_DO THIS:_ Reproduce the data in its entirety, exactly as supplied.

_RECORDS:_
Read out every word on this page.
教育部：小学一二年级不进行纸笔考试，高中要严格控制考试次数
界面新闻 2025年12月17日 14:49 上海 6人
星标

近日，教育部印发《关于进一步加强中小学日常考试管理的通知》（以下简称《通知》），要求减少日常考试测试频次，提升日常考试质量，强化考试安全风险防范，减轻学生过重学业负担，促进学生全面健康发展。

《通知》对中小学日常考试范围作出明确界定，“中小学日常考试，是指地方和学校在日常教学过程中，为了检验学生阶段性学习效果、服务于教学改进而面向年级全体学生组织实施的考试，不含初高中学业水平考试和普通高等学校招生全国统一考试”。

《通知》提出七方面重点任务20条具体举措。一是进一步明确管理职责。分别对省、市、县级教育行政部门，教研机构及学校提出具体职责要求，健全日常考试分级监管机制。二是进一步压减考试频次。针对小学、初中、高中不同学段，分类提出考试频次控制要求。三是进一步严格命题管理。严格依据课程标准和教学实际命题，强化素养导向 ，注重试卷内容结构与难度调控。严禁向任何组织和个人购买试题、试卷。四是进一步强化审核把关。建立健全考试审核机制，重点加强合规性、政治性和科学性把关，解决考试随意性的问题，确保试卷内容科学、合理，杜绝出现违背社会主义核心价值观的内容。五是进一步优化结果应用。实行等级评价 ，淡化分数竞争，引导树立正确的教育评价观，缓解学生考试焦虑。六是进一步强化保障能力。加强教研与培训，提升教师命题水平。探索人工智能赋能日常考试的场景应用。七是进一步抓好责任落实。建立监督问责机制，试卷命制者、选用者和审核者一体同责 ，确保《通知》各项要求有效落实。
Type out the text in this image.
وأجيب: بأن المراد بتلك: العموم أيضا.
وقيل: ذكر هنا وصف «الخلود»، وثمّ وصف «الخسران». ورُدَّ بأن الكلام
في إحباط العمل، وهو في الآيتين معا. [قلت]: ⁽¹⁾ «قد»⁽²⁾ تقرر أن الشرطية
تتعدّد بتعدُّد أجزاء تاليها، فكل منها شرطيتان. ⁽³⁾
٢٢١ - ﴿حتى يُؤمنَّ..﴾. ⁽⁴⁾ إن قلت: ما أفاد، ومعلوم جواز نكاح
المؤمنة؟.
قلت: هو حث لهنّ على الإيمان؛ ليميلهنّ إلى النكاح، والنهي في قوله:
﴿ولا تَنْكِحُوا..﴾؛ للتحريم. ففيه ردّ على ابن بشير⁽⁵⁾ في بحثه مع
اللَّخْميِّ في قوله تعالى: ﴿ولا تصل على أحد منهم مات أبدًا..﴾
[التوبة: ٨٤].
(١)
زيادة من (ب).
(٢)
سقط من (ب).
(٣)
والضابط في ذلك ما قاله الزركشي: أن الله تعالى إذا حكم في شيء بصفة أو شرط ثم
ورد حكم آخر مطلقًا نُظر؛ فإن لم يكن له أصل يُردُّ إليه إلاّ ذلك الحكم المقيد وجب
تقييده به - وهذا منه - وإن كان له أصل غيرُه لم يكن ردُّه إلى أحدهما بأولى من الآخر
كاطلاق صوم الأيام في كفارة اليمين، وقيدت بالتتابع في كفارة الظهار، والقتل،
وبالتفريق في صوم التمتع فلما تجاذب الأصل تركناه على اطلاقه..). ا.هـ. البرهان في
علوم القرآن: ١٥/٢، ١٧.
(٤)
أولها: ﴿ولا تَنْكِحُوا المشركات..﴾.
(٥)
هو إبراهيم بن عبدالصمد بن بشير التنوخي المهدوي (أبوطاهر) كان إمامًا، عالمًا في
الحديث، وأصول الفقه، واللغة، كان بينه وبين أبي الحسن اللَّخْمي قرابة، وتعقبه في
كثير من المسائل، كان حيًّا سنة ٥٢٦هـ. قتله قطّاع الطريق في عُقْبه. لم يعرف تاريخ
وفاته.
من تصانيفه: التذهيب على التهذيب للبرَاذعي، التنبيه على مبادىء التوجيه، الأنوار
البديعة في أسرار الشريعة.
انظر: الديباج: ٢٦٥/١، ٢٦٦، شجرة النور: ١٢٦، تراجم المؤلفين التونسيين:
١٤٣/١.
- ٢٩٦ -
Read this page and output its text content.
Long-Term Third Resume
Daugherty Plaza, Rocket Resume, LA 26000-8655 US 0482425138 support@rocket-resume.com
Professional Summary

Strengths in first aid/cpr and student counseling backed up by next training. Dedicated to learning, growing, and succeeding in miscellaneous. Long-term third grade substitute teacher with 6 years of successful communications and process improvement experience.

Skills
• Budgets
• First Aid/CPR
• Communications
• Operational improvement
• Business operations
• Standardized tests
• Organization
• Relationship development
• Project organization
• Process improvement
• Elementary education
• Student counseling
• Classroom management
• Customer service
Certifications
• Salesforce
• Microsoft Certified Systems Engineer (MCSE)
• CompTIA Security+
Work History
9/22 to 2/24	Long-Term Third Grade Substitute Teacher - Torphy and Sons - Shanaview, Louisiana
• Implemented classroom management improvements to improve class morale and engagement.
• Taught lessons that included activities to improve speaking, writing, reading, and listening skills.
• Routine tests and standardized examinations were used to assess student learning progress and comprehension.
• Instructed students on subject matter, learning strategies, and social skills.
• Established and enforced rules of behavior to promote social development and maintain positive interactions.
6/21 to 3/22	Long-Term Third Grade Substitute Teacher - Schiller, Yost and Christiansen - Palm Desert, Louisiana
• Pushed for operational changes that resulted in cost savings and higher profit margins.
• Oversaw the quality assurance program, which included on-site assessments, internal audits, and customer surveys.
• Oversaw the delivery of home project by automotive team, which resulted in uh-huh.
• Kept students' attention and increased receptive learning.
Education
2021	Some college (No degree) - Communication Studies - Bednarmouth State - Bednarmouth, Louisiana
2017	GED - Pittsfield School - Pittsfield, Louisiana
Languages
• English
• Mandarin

_RESPONSE TO THIS TASK:_
Read out every word on this page.
教育部：小学一二年级不进行纸笔考试，高中要严格控制考试次数
界面新闻 2025年12月17日 14:49 上海 6人
星标

近日，教育部印发《关于进一步加强中小学日常考试管理的通知》（以下简称《通知》），要求减少日常考试测试频次，提升日常考试质量，强化考试安全风险防范，减轻学生过重学业负担，促进学生全面健康发展。

《通知》对中小学日常考试范围作出明确界定，“中小学日常考试，是指地方和学校在日常教学过程中，为了检验学生阶段性学习效果、服务于教学改进而面向年级全体学生组织实施的考试，不含初高中学业水平考试和普通高等学校招生全国统一考试”。

《通知》提出七方面重点任务20条具体举措。一是进一步明确管理职责。分别对省、市、县级教育行政部门，教研机构及学校提出具体职责要求，健全日常考试分级监管机制。二是进一步压减考试频次。针对小学、初中、高中不同学段，分类提出考试频次控制要求。三是进一步严格命题管理。严格依据课程标准和教学实际命题，强化素养导向 ，注重试卷内容结构与难度调控。严禁向任何组织和个人购买试题、试卷。四是进一步强化审核把关。建立健全考试审核机制，重点加强合规性、政治性和科学性把关，解决考试随意性的问题，确保试卷内容科学、合理，杜绝出现违背社会主义核心价值观的内容。五是进一步优化结果应用。实行等级评价 ，淡化分数竞争，引导树立正确的教育评价观，缓解学生考试焦虑。六是进一步强化保障能力。加强教研与培训，提升教师命题水平。探索人工智能赋能日常考试的场景应用。七是进一步抓好责任落实。建立监督问责机制，试卷命制者、选用者和审核者一体同责 ，确保《通知》各项要求有效落实。
Type out the text in this image.
وأجيب: بأن المراد بتلك: العموم أيضا.
وقيل: ذكر هنا وصف «الخلود»، وثمّ وصف «الخسران». ورُدَّ بأن الكلام
في إحباط العمل، وهو في الآيتين معا. [قلت]: ⁽¹⁾ «قد»⁽²⁾ تقرر أن الشرطية
تتعدّد بتعدُّد أجزاء تاليها، فكل منها شرطيتان. ⁽³⁾
٢٢١ - ﴿حتى يُؤمنَّ..﴾. ⁽⁴⁾ إن قلت: ما أفاد، ومعلوم جواز نكاح
المؤمنة؟.
قلت: هو حث لهنّ على الإيمان؛ ليميلهنّ إلى النكاح، والنهي في قوله:
﴿ولا تَنْكِحُوا..﴾؛ للتحريم. ففيه ردّ على ابن بشير⁽⁵⁾ في بحثه مع
اللَّخْميِّ في قوله تعالى: ﴿ولا تصل على أحد منهم مات أبدًا..﴾
[التوبة: ٨٤].
(١)
زيادة من (ب).
(٢)
سقط من (ب).
(٣)
والضابط في ذلك ما قاله الزركشي: أن الله تعالى إذا حكم في شيء بصفة أو شرط ثم
ورد حكم آخر مطلقًا نُظر؛ فإن لم يكن له أصل يُردُّ إليه إلاّ ذلك الحكم المقيد وجب
تقييده به - وهذا منه - وإن كان له أصل غيرُه لم يكن ردُّه إلى أحدهما بأولى من الآخر
كاطلاق صوم الأيام في كفارة اليمين، وقيدت بالتتابع في كفارة الظهار، والقتل،
وبالتفريق في صوم التمتع فلما تجاذب الأصل تركناه على اطلاقه..). ا.هـ. البرهان في
علوم القرآن: ١٥/٢، ١٧.
(٤)
أولها: ﴿ولا تَنْكِحُوا المشركات..﴾.
(٥)
هو إبراهيم بن عبدالصمد بن بشير التنوخي المهدوي (أبوطاهر) كان إمامًا، عالمًا في
الحديث، وأصول الفقه، واللغة، كان بينه وبين أبي الحسن اللَّخْمي قرابة، وتعقبه في
كثير من المسائل، كان حيًّا سنة ٥٢٦هـ. قتله قطّاع الطريق في عُقْبه. لم يعرف تاريخ
وفاته.
من تصانيفه: التذهيب على التهذيب للبرَاذعي، التنبيه على مبادىء التوجيه، الأنوار
البديعة في أسرار الشريعة.
انظر: الديباج: ٢٦٥/١، ٢٦٦، شجرة النور: ١٢٦، تراجم المؤلفين التونسيين:
١٤٣/١.
- ٢٩٦ -
Read this page and output its text content.
Long-Term Third Resume
Daugherty Plaza, Rocket Resume, LA 26000-8655 US 0482425138 support@rocket-resume.com
Professional Summary

Strengths in first aid/cpr and student counseling backed up by next training. Dedicated to learning, growing, and succeeding in miscellaneous. Long-term third grade substitute teacher with 6 years of successful communications and process improvement experience.

Skills
• Budgets
• First Aid/CPR
• Communications
• Operational improvement
• Business operations
• Standardized tests
• Organization
• Relationship development
• Project organization
• Process improvement
• Elementary education
• Student counseling
• Classroom management
• Customer service
Certifications
• Salesforce
• Microsoft Certified Systems Engineer (MCSE)
• CompTIA Security+
Work History
9/22 to 2/24	Long-Term Third Grade Substitute Teacher - Torphy and Sons - Shanaview, Louisiana
• Implemented classroom management improvements to improve class morale and engagement.
• Taught lessons that included activities to improve speaking, writing, reading, and listening skills.
• Routine tests and standardized examinations were used to assess student learning progress and comprehension.
• Instructed students on subject matter, learning strategies, and social skills.
• Established and enforced rules of behavior to promote social development and maintain positive interactions.
6/21 to 3/22	Long-Term Third Grade Substitute Teacher - Schiller, Yost and Christiansen - Palm Desert, Louisiana
• Pushed for operational changes that resulted in cost savings and higher profit margins.
• Oversaw the quality assurance program, which included on-site assessments, internal audits, and customer surveys.
• Oversaw the delivery of home project by automotive team, which resulted in uh-huh.
• Kept students' attention and increased receptive learning.
Education
2021	Some college (No degree) - Communication Studies - Bednarmouth State - Bednarmouth, Louisiana
2017	GED - Pittsfield School - Pittsfield, Louisiana
Languages
• English
• Mandarin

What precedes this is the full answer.